# [What the task requires]
Below are some records. Count the lines with "studies" in them and give nothing but the total.

# [Data lines]

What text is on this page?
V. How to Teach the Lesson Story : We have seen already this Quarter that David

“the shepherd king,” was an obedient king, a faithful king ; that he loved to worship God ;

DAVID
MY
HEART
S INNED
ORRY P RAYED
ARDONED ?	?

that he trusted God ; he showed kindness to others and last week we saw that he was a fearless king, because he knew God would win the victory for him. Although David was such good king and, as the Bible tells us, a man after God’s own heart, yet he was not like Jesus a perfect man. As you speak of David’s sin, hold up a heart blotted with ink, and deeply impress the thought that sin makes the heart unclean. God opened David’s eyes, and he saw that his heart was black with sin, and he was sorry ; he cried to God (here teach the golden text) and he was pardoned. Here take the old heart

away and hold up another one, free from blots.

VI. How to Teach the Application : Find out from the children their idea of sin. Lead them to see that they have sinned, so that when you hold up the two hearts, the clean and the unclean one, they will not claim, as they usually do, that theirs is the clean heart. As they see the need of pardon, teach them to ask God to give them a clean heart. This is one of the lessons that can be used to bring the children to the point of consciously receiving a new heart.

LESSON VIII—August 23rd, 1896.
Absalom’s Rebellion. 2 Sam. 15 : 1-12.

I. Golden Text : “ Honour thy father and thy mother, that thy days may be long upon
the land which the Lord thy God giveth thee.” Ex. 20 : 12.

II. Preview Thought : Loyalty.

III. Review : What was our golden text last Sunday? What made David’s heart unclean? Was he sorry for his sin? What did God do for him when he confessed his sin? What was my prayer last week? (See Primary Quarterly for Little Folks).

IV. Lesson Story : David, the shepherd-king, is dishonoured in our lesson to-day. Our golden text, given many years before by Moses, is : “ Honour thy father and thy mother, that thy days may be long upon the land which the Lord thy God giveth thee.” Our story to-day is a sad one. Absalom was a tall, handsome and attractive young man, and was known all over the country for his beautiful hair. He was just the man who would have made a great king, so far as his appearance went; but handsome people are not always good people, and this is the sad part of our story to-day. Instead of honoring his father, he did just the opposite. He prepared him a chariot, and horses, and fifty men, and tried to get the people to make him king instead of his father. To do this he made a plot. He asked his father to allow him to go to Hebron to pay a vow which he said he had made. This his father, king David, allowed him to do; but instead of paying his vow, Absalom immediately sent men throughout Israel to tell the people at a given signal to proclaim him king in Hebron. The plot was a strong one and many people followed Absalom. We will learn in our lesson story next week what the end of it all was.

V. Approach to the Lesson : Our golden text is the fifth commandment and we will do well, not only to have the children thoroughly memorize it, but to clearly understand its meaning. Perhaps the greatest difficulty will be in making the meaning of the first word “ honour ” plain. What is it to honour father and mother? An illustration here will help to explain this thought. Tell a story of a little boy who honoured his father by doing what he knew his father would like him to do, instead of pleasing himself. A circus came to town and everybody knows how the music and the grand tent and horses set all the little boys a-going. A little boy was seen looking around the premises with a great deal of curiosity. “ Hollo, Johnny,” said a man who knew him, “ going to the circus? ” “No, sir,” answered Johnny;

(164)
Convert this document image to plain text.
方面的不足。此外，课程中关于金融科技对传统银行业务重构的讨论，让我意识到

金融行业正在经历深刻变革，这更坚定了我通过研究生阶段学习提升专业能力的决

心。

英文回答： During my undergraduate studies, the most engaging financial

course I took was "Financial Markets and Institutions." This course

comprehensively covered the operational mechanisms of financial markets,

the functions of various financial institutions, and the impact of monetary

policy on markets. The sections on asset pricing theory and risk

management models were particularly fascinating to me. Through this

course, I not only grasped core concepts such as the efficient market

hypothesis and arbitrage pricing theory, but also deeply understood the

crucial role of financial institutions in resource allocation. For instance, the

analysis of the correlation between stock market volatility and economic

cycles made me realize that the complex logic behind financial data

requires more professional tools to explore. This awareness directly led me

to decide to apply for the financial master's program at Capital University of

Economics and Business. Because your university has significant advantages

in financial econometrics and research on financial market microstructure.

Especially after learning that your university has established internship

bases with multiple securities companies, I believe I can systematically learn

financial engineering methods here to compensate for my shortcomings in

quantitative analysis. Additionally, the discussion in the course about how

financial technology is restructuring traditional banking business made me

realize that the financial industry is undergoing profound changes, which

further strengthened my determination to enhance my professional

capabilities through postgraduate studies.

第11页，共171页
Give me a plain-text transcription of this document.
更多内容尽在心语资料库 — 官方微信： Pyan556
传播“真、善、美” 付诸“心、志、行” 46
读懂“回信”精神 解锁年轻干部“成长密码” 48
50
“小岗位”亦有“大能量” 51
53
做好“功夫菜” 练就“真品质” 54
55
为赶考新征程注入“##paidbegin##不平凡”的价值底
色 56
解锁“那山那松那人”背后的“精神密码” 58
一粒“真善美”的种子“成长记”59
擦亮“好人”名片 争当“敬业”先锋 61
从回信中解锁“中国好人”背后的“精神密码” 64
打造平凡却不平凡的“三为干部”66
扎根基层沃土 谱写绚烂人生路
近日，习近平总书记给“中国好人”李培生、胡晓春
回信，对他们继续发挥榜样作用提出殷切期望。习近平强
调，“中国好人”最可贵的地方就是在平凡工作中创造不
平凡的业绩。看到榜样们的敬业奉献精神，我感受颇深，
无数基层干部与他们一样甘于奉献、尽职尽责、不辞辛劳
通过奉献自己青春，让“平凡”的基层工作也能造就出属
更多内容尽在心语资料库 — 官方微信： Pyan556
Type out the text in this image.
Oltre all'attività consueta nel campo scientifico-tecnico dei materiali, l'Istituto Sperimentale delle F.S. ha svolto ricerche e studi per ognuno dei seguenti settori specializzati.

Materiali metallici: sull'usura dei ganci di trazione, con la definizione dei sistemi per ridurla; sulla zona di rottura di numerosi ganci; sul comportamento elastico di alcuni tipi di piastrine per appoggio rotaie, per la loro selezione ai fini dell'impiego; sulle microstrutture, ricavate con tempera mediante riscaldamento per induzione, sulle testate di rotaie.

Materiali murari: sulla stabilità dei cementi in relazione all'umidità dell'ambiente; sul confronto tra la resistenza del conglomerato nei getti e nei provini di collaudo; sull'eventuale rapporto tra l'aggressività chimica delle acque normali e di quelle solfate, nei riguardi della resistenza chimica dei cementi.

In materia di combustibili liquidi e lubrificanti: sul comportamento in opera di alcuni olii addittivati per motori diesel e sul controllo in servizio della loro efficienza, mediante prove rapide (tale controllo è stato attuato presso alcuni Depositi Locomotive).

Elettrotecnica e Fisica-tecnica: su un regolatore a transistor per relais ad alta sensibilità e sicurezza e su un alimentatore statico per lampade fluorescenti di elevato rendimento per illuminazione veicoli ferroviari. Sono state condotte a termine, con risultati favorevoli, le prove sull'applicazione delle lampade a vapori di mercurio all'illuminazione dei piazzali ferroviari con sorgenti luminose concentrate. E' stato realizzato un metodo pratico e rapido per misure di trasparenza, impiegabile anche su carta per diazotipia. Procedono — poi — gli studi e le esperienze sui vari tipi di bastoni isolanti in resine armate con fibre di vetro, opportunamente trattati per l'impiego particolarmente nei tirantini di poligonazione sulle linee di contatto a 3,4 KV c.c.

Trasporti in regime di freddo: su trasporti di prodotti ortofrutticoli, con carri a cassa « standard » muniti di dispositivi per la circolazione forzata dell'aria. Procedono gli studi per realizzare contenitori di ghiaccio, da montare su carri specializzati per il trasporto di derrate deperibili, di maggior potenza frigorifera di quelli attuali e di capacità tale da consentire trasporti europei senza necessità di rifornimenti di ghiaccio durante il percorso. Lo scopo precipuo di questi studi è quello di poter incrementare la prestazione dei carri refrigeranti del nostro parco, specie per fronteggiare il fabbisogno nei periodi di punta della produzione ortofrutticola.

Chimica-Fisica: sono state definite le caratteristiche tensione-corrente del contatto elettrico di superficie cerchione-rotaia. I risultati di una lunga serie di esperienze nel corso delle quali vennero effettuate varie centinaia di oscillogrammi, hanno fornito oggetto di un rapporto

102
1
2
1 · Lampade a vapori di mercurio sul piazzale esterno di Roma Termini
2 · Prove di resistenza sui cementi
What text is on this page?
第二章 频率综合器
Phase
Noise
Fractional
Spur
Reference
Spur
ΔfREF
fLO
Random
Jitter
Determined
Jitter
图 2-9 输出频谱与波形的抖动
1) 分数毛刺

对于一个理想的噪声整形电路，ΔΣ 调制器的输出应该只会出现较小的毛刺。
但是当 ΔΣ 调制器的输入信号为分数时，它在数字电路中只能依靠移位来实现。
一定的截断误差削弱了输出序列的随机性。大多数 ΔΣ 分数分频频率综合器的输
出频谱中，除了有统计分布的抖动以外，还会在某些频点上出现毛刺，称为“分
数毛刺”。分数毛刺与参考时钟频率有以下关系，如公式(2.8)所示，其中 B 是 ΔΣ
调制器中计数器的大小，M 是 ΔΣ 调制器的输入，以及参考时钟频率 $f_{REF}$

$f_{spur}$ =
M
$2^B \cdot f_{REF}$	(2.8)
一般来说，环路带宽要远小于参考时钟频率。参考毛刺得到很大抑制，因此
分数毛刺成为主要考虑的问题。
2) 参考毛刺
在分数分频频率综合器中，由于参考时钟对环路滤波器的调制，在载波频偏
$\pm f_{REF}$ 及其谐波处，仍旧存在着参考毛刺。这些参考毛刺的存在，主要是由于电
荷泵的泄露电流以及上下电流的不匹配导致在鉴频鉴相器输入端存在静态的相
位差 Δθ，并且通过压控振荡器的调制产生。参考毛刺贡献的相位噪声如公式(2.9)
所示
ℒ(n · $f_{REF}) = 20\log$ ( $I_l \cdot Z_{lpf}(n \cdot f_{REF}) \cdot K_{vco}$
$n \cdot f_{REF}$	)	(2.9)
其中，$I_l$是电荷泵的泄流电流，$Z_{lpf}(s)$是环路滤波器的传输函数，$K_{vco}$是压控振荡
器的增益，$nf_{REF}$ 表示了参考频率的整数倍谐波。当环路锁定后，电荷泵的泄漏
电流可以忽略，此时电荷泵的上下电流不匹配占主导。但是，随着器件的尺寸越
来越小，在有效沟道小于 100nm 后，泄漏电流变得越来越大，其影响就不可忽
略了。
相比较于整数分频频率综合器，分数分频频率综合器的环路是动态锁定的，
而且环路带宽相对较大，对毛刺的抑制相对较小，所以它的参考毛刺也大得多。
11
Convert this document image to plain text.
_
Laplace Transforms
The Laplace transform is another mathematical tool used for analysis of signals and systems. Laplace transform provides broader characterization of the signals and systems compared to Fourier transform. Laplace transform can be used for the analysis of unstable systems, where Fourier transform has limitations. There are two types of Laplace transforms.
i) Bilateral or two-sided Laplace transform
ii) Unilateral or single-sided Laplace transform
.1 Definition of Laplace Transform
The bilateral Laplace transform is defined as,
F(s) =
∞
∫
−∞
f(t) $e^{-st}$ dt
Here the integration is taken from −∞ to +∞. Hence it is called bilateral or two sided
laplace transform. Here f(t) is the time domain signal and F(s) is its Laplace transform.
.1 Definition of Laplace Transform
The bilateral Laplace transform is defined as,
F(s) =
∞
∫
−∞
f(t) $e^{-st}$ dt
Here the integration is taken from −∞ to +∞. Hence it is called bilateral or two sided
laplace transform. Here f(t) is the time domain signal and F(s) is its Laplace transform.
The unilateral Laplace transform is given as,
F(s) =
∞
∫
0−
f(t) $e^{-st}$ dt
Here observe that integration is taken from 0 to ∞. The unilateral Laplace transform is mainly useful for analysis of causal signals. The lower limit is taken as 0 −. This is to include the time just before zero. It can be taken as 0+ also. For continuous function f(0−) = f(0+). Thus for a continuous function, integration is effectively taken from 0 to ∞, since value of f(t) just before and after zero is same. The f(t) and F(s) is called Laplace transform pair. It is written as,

# [Correct result]
2